AUSGEWÄHLTER TEXT =
In Summe bilden Self-Sovereign Identity-Netzwerke offene Ökosysteme, die eine Basis für alle Identitäten schaffen, anstatt einzelne Insellösungen wie fragmentierte oder föderale Systeme zu bilden.
Funktionsweise & Blockchain als geteilte Vertrauensinfrastruktur
Die Nutzung von Self-Sovereign Identity basiert im Wesentlichen auf zwei Schritten:
- Die Ausstellung der Verifiable Credentials
- Die Verifizierung der Verifiable Credentials
1. Die Ausstellung
Ausgestellt werden die VCs vom Issuer an einen spezifischen Holder. Zur Wahrung des Datenschutzes und der Selbst-Souveränität, werden die tatsächlichen Identitätsdaten (d.h. die einzelnen Attribute wie Name, Geburtsdatum der VCs) ausschließlich an den Holder gesendet. Dieser speichert seine VCs in seiner Identitäts-Wallet (etwa Smartphone-App), womit dieser die volle Kontrolle über die Daten hat und allein entscheiden kann, wann er diese wem zur Verfügung stellt.

KURZE AUFGABE A =
Beantworte anhand des Textes über Self-Sovereign Identity:
(i) Auf wie vielen Schritten beruht die Nutzung von Self-Sovereign Identity?
(ii) Wer stellt die VCs aus, und an wen?
(iii) Wo speichert der Holder seine VCs?

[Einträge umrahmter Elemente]
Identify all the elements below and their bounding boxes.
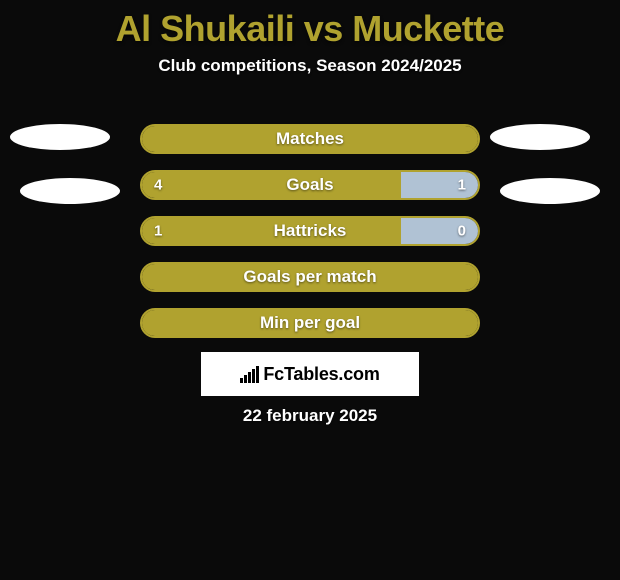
bars-icon (240, 365, 259, 383)
bar-fill-left (142, 310, 478, 336)
bar-fill-left (142, 264, 478, 290)
stat-row: Hattricks10 (0, 208, 620, 254)
decor-oval (500, 178, 600, 204)
bar-fill-left (142, 172, 401, 198)
stat-bar: Hattricks10 (140, 216, 480, 246)
stat-row: Min per goal (0, 300, 620, 346)
decor-oval (490, 124, 590, 150)
brand-badge: FcTables.com (201, 352, 419, 396)
stat-bar: Min per goal (140, 308, 480, 338)
stat-row: Goals per match (0, 254, 620, 300)
comparison-card: Al Shukaili vs Muckette Club competition… (0, 0, 620, 580)
stat-rows: Matches Goals41 Hattricks10 Goals per match… (0, 116, 620, 346)
stat-bar: Goals41 (140, 170, 480, 200)
decor-oval (10, 124, 110, 150)
brand-text: FcTables.com (263, 364, 379, 385)
bar-fill-left (142, 218, 401, 244)
bar-fill-right (401, 218, 478, 244)
stat-bar: Goals per match (140, 262, 480, 292)
subtitle: Club competitions, Season 2024/2025 (0, 56, 620, 76)
decor-oval (20, 178, 120, 204)
bar-fill-left (142, 126, 478, 152)
date-text: 22 february 2025 (0, 406, 620, 426)
page-title: Al Shukaili vs Muckette (0, 0, 620, 50)
stat-bar: Matches (140, 124, 480, 154)
bar-fill-right (401, 172, 478, 198)
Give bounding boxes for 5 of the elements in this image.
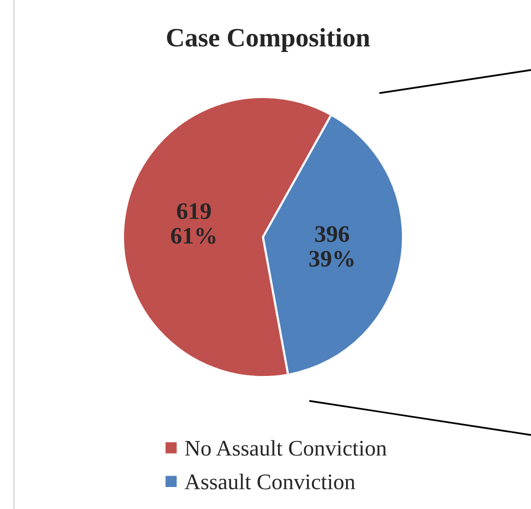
- legend-label: Assault Conviction: [184, 474, 356, 490]
- chart-title: Case Composition: [167, 28, 370, 52]
- legend-label: No Assault Conviction: [185, 440, 387, 456]
- data-label: 396 39%: [309, 226, 354, 267]
- data-label: 619 61%: [171, 203, 216, 244]
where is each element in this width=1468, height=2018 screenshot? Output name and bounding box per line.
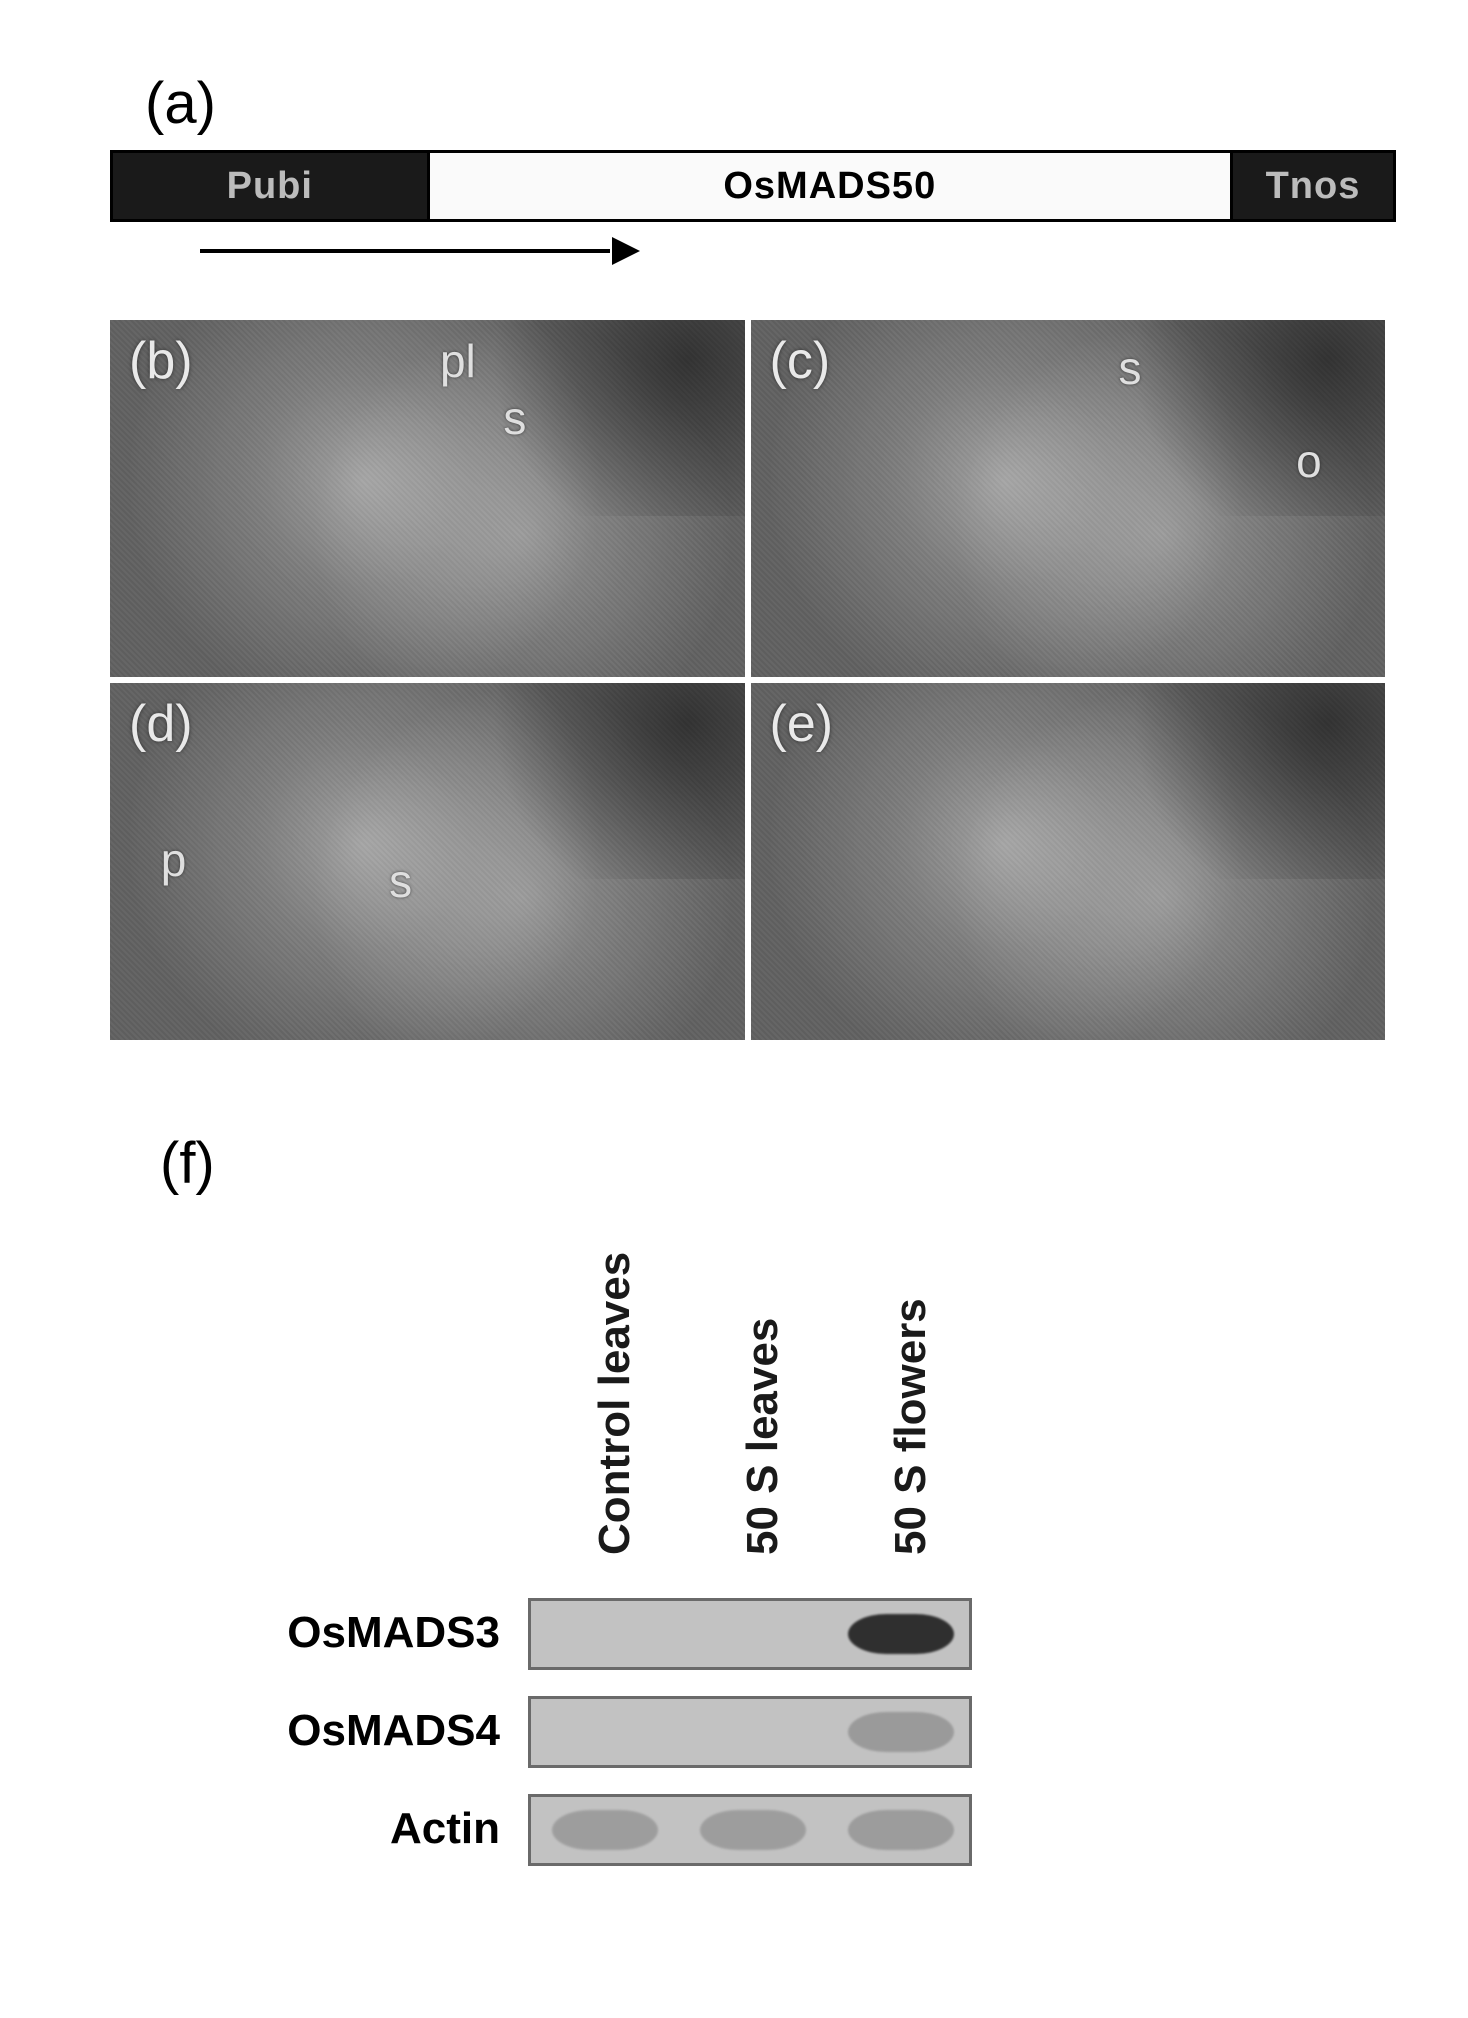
micrograph-panel-d: (d) p s	[110, 683, 745, 1040]
micrograph-grid: (b)pls(c)so(d)ps(e)	[110, 320, 1385, 1040]
gel-row-label: Actin	[0, 1804, 500, 1854]
gene-construct-bar: PubiOsMADS50Tnos	[110, 150, 1396, 222]
panel-a-label: (a)	[145, 70, 216, 137]
gel-band	[700, 1810, 807, 1850]
organ-label-p: p	[161, 833, 187, 887]
panel-label-b: (b)	[129, 331, 193, 391]
gel-panel	[528, 1598, 972, 1892]
panel-label-e: (e)	[770, 694, 834, 754]
gel-band	[848, 1712, 955, 1752]
micrograph-panel-e: (e)	[751, 683, 1386, 1040]
organ-label-s: s	[1119, 341, 1142, 395]
gel-column-label: Control leaves	[590, 1252, 640, 1555]
gel-row-OsMADS3	[528, 1598, 972, 1670]
gel-row-OsMADS4	[528, 1696, 972, 1768]
gel-band	[848, 1614, 955, 1654]
gel-column-label: 50 S leaves	[738, 1318, 788, 1555]
figure: (a) PubiOsMADS50Tnos (b)pls(c)so(d)ps(e)…	[0, 0, 1468, 2018]
panel-label-d: (d)	[129, 694, 193, 754]
gel-band	[848, 1810, 955, 1850]
organ-label-pl: pl	[440, 334, 476, 388]
panel-f-label: (f)	[160, 1130, 215, 1197]
organ-label-o: o	[1296, 434, 1322, 488]
gel-band	[552, 1810, 659, 1850]
gel-row-Actin	[528, 1794, 972, 1866]
micrograph-panel-b: (b) pls	[110, 320, 745, 677]
gel-row-label: OsMADS3	[0, 1608, 500, 1658]
organ-label-s: s	[503, 391, 526, 445]
organ-label-s: s	[389, 854, 412, 908]
gel-row-label: OsMADS4	[0, 1706, 500, 1756]
panel-label-c: (c)	[770, 331, 831, 391]
construct-segment-osmads50: OsMADS50	[427, 153, 1233, 219]
micrograph-panel-c: (c) s o	[751, 320, 1386, 677]
gel-column-label: 50 S flowers	[886, 1298, 936, 1555]
transcription-arrow	[200, 236, 640, 266]
construct-segment-tnos: Tnos	[1233, 153, 1393, 219]
construct-segment-pubi: Pubi	[113, 153, 427, 219]
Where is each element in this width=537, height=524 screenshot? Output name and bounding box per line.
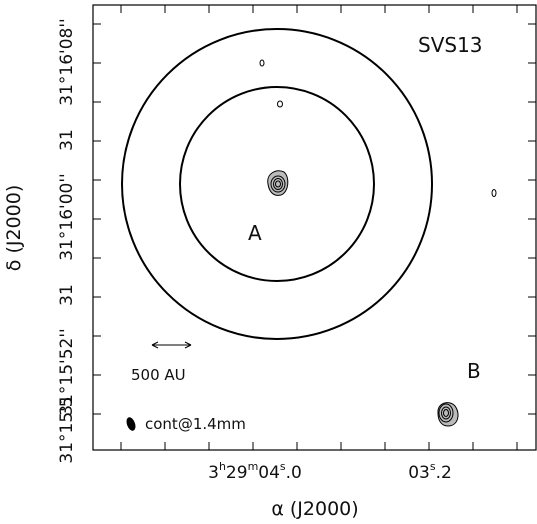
contours-b bbox=[437, 402, 459, 427]
beam-label: cont@1.4mm bbox=[145, 415, 246, 433]
x-axis-label: α (J2000) bbox=[271, 498, 358, 520]
x-tick-part: s bbox=[280, 460, 286, 473]
y-tick-label: 31 bbox=[57, 129, 77, 151]
x-tick-part: m bbox=[248, 460, 259, 473]
source-label: A bbox=[248, 221, 262, 245]
y-tick-label: 31°15'52'' bbox=[57, 328, 77, 415]
x-tick-label: 3h29m04s.0 bbox=[208, 460, 302, 483]
y-axis-label: δ (J2000) bbox=[3, 185, 25, 271]
x-tick-part: s bbox=[430, 460, 436, 473]
inner-circle bbox=[179, 86, 375, 282]
contours-a bbox=[259, 59, 497, 197]
y-tick-label: 31°16'00'' bbox=[57, 173, 77, 260]
scale-bar bbox=[151, 341, 192, 349]
x-tick-part: 03 bbox=[408, 463, 430, 483]
x-tick-part: 3 bbox=[208, 463, 219, 483]
x-tick-labels: 3h29m04s.0 03s.2 bbox=[208, 460, 452, 483]
y-tick-label: 31°15'5 bbox=[57, 396, 77, 463]
beam bbox=[126, 417, 136, 431]
source-label: B bbox=[467, 359, 481, 383]
scale-label: 500 AU bbox=[131, 366, 186, 384]
y-tick-labels: 31°16'08'' 31 31°16'00'' 31 31°15'52''31°15'… bbox=[57, 18, 77, 463]
x-tick-part: .0 bbox=[286, 463, 302, 483]
y-tick-label: 31°16'08'' bbox=[57, 18, 77, 105]
x-tick-part: h bbox=[219, 460, 226, 473]
source-name: SVS13 bbox=[418, 33, 483, 57]
x-tick-part: 04 bbox=[258, 463, 280, 483]
x-tick-part: .2 bbox=[436, 463, 452, 483]
frame-ticks bbox=[93, 5, 536, 450]
x-tick-label: 03s.2 bbox=[408, 460, 452, 483]
frame bbox=[92, 4, 537, 451]
x-tick-part: 29 bbox=[226, 463, 248, 483]
y-tick-label: 31 bbox=[57, 284, 77, 306]
outer-circle bbox=[121, 28, 433, 340]
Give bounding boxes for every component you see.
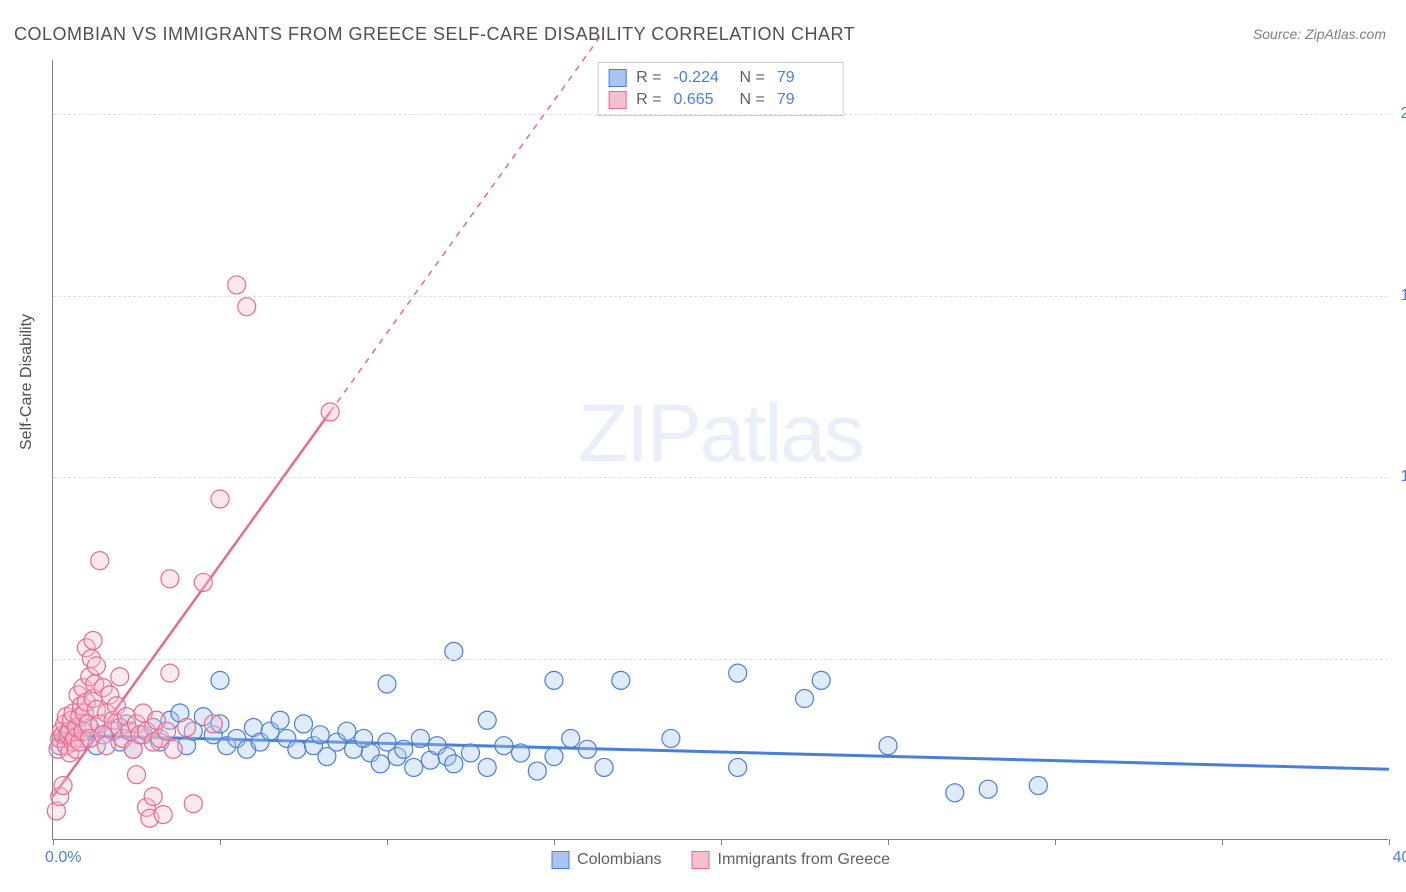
source-attribution: Source: ZipAtlas.com	[1253, 26, 1386, 42]
x-tick	[1055, 839, 1056, 845]
gridline	[53, 296, 1388, 297]
chart-title: COLOMBIAN VS IMMIGRANTS FROM GREECE SELF…	[14, 24, 855, 45]
gridline	[53, 659, 1388, 660]
legend-item-colombians: Colombians	[551, 851, 661, 869]
x-tick	[53, 839, 54, 845]
y-tick-label: 20.0%	[1401, 105, 1406, 123]
legend-label-colombians: Colombians	[577, 851, 661, 869]
gridline	[53, 477, 1388, 478]
legend-label-greece: Immigrants from Greece	[718, 851, 890, 869]
swatch-pink	[692, 851, 710, 869]
y-tick-label: 10.0%	[1401, 468, 1406, 486]
x-axis-min-label: 0.0%	[45, 849, 81, 867]
swatch-blue	[551, 851, 569, 869]
legend-series: Colombians Immigrants from Greece	[551, 851, 890, 869]
gridline	[53, 114, 1388, 115]
x-tick	[387, 839, 388, 845]
legend-item-greece: Immigrants from Greece	[692, 851, 890, 869]
scatter-svg	[53, 60, 1388, 839]
y-axis-title: Self-Care Disability	[18, 314, 36, 450]
x-axis-max-label: 40.0%	[1393, 849, 1406, 867]
x-tick	[554, 839, 555, 845]
x-tick	[220, 839, 221, 845]
x-tick	[1389, 839, 1390, 845]
x-tick	[1222, 839, 1223, 845]
plot-area: ZIPatlas R = -0.224 N = 79 R = 0.665 N =…	[52, 60, 1388, 840]
x-tick	[721, 839, 722, 845]
y-tick-label: 15.0%	[1401, 287, 1406, 305]
x-tick	[888, 839, 889, 845]
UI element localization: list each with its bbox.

KURZE AUFGABE B = Schreib aus den Zeilen unter den Daten wortgetreu ab: Beginne mit der Zeile mit "contours-b bbox=[437, 402, 459, 427]" und gehe weiter bis zur Zeile mit "Give bounding boxes for every". Beide Zeilen gehören dazu.

ERGEBNIS A =
(i) Auf zwei Schritten: der Ausstellung und der Verifizierung der Verifiable Credentials.
(ii) Der Issuer stellt sie an einen spezifischen Holder aus.
(iii) In seiner Identitäts-Wallet, etwa einer Smartphone-App.

ERGEBNIS B =
contours-b bbox=[437, 402, 459, 427]
beam-label: cont@1.4mm bbox=[145, 415, 246, 433]
x-axis-label: α (J2000) bbox=[271, 498, 358, 520]
x-tick-part: s bbox=[280, 460, 286, 473]
y-tick-label: 31 bbox=[57, 129, 77, 151]
x-tick-part: m bbox=[248, 460, 259, 473]
source-label: A bbox=[248, 221, 262, 245]
y-tick-label: 31°15'52'' bbox=[57, 328, 77, 415]
x-tick-label: 3h29m04s.0 bbox=[208, 460, 302, 483]
y-axis-label: δ (J2000) bbox=[3, 185, 25, 271]
x-tick-part: s bbox=[430, 460, 436, 473]
inner-circle bbox=[179, 86, 375, 282]
contours-a bbox=[259, 59, 497, 197]
y-tick-label: 31°16'00'' bbox=[57, 173, 77, 260]
scale-bar bbox=[151, 341, 192, 349]
x-tick-part: 03 bbox=[408, 463, 430, 483]
x-tick-part: 3 bbox=[208, 463, 219, 483]
x-tick-labels: 3h29m04s.0 03s.2 bbox=[208, 460, 452, 483]
y-tick-label: 31°15'5 bbox=[57, 396, 77, 463]
beam bbox=[126, 417, 136, 431]
source-label: B bbox=[467, 359, 481, 383]
scale-label: 500 AU bbox=[131, 366, 186, 384]
y-tick-labels: 31°16'08'' 31 31°16'00'' 31 31°15'52''31°15'… bbox=[57, 18, 77, 463]
x-tick-part: .0 bbox=[286, 463, 302, 483]
y-tick-label: 31°16'08'' bbox=[57, 18, 77, 105]
x-tick-part: h bbox=[219, 460, 226, 473]
source-name: SVS13 bbox=[418, 33, 483, 57]
x-tick-part: 04 bbox=[258, 463, 280, 483]
x-tick-part: .2 bbox=[436, 463, 452, 483]
frame-ticks bbox=[93, 5, 536, 450]
x-tick-label: 03s.2 bbox=[408, 460, 452, 483]
frame bbox=[92, 4, 537, 451]
x-tick-part: 29 bbox=[226, 463, 248, 483]
y-tick-label: 31 bbox=[57, 284, 77, 306]
outer-circle bbox=[121, 28, 433, 340]
Give bounding boxes for every component you see.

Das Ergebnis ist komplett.